- **TASK GOAL**
For the word "EVENTOS", count the lines of the listing that contain it and give only the count.
[Start of section]
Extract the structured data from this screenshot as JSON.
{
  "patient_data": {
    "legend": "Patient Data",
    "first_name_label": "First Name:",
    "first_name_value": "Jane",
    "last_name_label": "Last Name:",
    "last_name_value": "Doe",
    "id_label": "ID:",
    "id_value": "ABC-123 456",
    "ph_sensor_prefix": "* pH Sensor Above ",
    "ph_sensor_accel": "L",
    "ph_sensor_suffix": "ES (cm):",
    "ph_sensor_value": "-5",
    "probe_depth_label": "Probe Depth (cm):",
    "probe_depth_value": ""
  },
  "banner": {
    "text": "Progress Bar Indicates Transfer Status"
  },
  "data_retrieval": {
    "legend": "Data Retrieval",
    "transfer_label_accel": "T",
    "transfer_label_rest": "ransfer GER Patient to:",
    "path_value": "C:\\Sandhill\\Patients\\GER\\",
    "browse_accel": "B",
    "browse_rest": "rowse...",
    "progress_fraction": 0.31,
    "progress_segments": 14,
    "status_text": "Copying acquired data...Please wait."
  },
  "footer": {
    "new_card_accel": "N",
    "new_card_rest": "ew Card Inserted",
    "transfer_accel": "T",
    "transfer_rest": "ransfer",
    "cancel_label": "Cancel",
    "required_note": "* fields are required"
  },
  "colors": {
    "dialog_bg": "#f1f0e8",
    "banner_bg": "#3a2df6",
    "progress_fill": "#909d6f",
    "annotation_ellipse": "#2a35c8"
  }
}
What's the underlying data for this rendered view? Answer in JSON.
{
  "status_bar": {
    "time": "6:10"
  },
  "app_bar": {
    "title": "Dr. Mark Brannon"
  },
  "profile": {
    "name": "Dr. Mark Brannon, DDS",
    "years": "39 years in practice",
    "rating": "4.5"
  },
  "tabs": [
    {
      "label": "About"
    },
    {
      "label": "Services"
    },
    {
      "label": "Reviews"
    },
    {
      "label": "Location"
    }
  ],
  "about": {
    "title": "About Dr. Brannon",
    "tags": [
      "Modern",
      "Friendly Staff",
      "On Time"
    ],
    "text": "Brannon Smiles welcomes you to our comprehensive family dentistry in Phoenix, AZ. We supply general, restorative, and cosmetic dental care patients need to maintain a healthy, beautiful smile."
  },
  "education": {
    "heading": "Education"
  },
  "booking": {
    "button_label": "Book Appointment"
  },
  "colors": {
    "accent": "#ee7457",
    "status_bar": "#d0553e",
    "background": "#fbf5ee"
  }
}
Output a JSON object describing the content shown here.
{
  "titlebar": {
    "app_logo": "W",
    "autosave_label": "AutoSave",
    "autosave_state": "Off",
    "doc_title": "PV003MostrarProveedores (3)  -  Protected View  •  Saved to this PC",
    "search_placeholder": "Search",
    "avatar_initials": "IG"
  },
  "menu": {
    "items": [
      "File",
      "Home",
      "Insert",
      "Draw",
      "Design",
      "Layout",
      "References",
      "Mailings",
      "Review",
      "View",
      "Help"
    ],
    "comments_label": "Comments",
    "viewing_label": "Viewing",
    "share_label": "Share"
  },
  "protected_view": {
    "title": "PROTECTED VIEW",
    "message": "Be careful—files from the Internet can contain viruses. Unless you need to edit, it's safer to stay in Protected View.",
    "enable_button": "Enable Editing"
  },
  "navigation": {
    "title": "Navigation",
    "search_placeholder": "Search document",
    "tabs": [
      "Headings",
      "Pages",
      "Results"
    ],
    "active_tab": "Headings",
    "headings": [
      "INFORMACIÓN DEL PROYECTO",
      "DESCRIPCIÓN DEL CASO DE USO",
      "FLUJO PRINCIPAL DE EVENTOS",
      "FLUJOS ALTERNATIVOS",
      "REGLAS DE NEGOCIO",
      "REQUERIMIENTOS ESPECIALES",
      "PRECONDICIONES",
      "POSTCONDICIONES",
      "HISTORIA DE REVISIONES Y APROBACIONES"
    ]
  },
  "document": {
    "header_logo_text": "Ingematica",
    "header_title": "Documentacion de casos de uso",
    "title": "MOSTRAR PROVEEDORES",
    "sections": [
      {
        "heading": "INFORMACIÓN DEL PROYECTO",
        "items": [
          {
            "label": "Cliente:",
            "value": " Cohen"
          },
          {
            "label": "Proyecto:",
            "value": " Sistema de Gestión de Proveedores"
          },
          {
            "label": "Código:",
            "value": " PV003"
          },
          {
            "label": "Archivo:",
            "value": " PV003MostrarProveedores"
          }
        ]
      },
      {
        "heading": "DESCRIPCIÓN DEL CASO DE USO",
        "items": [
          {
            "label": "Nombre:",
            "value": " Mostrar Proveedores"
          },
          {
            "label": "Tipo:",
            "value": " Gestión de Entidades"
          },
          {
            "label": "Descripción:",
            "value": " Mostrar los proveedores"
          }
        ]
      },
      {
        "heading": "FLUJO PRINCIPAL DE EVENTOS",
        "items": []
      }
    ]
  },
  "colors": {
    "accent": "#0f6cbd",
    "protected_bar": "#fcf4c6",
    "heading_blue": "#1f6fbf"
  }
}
[End of section]
- **RESULT OF THE TASK**
2